## START Data rows
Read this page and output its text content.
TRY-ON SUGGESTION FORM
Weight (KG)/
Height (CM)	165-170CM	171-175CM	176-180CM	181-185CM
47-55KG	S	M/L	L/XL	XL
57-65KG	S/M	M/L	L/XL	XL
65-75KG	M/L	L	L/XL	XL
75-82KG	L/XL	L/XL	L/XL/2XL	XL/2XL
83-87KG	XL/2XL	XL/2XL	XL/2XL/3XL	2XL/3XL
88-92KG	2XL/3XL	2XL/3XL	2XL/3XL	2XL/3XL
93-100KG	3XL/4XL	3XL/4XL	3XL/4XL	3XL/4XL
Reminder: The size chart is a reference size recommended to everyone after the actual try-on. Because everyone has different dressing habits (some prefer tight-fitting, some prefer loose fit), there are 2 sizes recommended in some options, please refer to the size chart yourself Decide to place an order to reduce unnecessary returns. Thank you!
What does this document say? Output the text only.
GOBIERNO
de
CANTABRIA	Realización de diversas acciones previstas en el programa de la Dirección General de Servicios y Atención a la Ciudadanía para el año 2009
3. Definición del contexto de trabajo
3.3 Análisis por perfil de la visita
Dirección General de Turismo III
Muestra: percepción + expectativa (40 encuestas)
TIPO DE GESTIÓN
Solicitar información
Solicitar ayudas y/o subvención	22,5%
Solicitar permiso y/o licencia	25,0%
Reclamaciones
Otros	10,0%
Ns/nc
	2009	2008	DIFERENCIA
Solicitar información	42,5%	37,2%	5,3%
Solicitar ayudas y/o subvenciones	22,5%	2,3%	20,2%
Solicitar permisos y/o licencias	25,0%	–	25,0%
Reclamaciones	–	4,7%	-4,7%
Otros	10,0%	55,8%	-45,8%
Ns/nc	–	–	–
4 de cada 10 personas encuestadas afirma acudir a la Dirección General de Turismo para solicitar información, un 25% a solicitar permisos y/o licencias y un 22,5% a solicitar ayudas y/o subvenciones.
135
## END Data rows
## START Data rows
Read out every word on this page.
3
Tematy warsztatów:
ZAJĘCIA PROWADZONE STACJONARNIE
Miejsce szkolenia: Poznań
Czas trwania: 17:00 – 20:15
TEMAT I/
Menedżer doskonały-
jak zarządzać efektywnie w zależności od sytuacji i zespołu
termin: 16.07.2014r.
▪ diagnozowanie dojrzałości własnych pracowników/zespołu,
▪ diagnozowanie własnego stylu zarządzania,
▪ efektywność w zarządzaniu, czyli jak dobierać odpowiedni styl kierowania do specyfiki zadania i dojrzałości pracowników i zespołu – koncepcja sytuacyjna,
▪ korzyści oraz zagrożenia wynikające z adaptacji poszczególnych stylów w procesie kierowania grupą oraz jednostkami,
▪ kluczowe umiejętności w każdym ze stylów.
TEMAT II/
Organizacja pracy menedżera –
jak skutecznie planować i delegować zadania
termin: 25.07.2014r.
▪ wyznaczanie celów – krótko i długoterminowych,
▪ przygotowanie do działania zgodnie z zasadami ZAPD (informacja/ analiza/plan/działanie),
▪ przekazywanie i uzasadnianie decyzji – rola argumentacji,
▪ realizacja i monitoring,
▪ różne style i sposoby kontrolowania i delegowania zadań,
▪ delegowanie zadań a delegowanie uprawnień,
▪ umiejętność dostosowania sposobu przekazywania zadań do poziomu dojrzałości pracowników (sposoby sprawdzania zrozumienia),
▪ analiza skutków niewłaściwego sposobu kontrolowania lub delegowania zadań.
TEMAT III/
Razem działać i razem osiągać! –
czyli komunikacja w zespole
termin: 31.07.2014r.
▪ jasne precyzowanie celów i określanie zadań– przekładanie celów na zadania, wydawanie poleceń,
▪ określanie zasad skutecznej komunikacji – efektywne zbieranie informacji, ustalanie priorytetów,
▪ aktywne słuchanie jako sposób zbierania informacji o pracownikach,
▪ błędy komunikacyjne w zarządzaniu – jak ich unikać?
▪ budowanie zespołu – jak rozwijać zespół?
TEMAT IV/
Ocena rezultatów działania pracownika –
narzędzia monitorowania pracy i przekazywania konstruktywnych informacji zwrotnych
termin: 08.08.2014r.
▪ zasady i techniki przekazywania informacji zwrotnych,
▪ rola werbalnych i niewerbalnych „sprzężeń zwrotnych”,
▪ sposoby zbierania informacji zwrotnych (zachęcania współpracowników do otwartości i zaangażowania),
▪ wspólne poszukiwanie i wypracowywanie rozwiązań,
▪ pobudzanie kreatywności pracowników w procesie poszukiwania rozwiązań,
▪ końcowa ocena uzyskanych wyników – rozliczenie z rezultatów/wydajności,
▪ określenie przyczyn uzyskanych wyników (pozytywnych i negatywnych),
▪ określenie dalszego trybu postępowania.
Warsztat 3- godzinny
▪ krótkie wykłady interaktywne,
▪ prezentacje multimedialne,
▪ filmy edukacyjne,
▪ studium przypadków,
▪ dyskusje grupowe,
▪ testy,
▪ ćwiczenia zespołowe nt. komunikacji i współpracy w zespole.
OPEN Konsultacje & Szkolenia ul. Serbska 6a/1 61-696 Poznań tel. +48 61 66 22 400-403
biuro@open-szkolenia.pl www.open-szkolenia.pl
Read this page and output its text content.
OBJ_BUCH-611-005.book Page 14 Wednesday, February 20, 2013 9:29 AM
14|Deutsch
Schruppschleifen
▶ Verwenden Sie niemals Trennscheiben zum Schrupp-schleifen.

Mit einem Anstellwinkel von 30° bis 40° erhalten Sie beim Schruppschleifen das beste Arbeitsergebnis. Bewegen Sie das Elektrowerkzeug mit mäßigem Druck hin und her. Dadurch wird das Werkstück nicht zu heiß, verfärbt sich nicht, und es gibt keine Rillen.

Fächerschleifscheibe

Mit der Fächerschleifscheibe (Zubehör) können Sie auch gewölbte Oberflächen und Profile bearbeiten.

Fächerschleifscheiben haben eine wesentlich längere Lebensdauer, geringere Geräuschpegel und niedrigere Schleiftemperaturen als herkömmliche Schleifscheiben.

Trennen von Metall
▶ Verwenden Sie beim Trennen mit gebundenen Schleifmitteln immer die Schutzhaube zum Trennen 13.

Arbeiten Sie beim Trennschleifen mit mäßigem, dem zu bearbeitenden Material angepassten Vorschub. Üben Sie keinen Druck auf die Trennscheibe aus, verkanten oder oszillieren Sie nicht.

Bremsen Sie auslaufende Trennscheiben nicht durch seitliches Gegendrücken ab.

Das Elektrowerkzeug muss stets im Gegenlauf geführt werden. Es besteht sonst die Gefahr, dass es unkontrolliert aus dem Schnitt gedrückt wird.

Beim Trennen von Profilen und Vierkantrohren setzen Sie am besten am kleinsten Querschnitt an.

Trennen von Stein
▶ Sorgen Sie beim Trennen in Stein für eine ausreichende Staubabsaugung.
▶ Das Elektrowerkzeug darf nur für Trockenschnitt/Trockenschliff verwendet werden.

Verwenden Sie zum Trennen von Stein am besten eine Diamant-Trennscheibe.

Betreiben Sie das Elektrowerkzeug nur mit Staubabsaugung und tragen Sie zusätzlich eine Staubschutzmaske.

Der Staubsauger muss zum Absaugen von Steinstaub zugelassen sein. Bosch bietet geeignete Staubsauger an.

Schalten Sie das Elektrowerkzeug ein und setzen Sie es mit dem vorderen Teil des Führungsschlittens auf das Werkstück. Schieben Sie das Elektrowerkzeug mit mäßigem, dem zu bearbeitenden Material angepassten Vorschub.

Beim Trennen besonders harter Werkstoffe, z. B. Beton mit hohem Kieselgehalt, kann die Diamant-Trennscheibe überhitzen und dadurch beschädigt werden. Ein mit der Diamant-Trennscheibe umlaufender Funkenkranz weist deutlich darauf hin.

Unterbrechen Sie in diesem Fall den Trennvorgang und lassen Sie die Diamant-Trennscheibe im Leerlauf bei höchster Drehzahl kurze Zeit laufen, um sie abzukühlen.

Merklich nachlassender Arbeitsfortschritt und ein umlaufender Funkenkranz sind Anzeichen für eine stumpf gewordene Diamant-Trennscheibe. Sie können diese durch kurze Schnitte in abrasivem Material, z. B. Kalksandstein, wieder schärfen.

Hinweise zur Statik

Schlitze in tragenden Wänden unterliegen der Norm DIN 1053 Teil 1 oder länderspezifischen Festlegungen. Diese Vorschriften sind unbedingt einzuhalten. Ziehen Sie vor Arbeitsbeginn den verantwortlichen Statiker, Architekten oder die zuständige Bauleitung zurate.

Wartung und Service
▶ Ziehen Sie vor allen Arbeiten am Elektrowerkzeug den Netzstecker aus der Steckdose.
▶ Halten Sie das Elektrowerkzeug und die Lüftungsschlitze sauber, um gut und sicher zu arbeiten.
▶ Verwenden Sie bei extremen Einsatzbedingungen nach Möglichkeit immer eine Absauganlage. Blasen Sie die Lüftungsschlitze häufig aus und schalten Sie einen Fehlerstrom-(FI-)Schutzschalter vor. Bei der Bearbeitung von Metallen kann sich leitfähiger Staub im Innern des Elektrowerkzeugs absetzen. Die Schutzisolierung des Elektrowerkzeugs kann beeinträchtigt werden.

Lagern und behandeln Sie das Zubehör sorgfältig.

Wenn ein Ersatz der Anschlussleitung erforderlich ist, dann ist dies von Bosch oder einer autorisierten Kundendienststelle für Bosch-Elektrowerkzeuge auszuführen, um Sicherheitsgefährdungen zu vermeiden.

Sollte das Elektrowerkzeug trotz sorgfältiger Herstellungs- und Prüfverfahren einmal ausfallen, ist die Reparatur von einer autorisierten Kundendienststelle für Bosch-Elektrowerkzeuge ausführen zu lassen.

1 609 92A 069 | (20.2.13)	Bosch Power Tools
## END Data rows
## START Data rows
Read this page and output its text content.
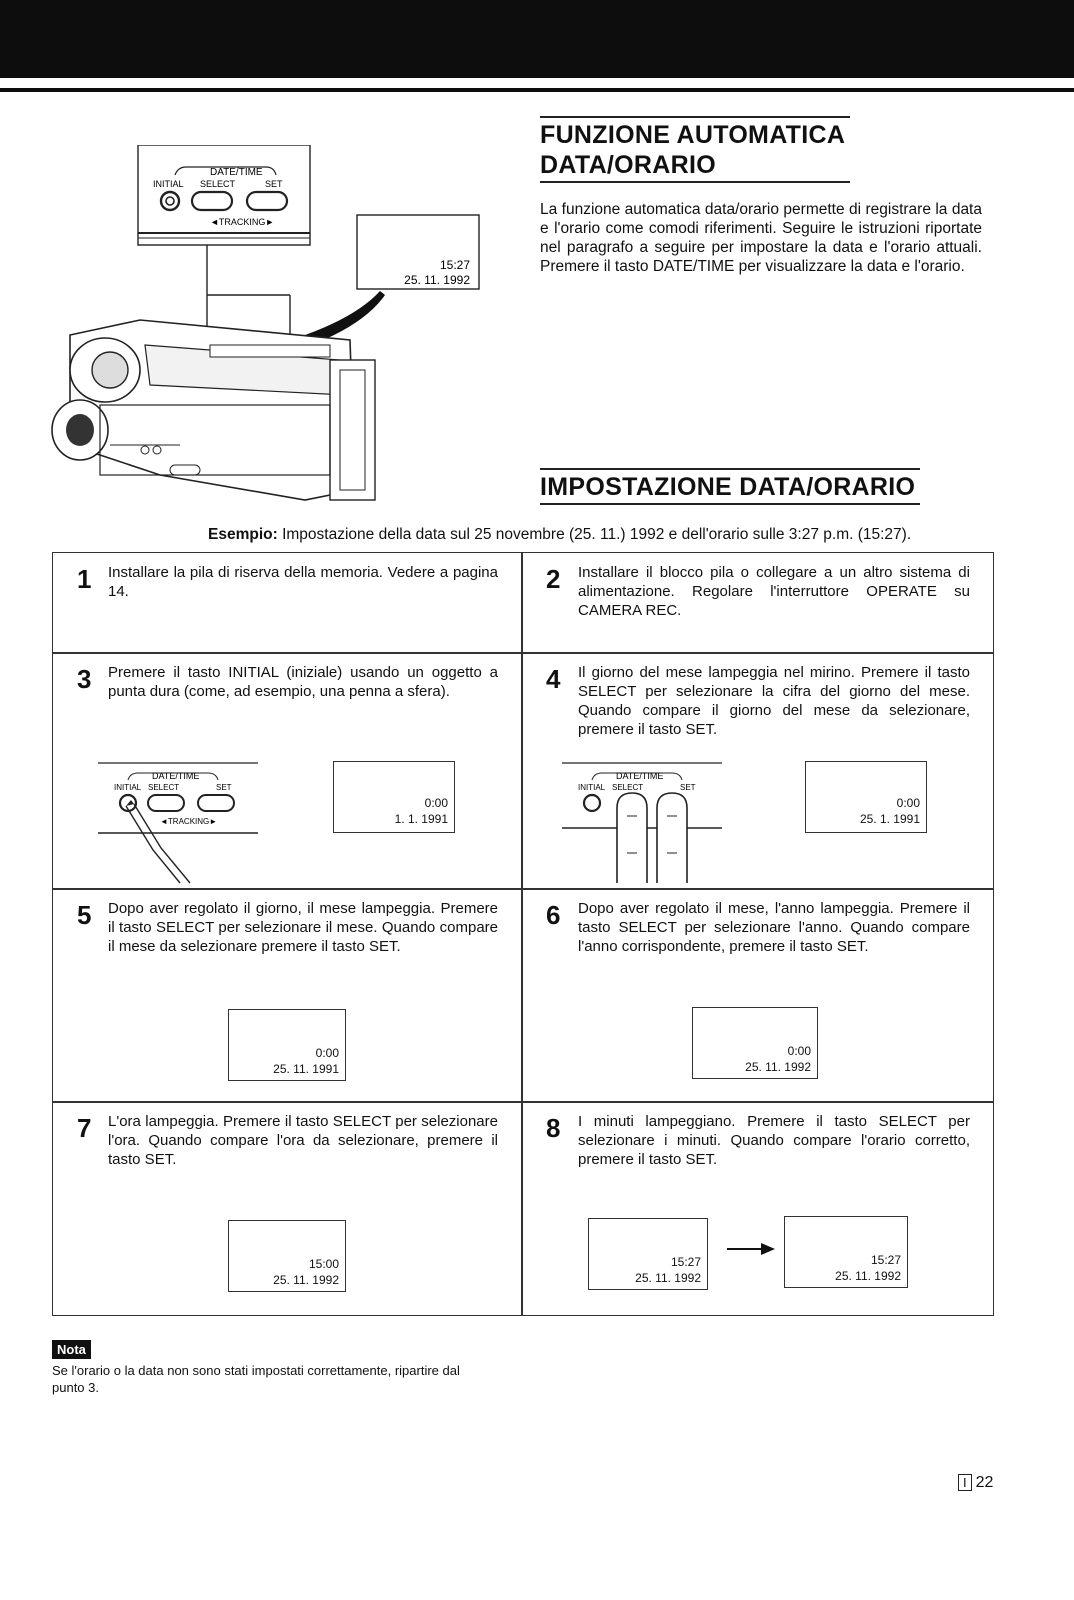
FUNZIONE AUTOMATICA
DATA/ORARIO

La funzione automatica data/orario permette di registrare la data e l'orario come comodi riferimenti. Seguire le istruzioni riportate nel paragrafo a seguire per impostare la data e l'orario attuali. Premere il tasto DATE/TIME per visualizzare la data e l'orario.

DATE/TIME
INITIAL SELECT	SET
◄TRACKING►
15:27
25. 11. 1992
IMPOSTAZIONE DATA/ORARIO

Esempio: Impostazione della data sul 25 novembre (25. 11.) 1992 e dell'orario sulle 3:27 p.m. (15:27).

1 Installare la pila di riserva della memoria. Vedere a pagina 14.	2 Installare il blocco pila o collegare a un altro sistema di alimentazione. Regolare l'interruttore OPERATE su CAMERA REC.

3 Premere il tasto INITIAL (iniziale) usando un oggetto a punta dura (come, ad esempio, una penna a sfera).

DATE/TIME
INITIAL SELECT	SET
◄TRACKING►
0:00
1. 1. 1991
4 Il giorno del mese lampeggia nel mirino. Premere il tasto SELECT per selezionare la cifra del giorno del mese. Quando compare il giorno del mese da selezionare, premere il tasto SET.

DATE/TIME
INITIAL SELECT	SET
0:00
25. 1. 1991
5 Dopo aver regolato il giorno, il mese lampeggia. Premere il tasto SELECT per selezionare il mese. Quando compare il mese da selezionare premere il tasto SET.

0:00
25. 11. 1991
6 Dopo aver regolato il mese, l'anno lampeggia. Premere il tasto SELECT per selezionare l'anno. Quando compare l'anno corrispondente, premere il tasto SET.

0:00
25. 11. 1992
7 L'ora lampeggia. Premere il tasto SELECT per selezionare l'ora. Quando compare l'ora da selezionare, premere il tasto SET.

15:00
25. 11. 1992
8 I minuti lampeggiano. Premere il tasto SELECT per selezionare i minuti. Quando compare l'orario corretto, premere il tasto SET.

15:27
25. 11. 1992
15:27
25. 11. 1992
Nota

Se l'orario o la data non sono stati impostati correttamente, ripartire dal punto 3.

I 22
## END Data rows
# What is required
Give the number of lines in the records that contain the string "zbierania", with no other output.

# Full answer
2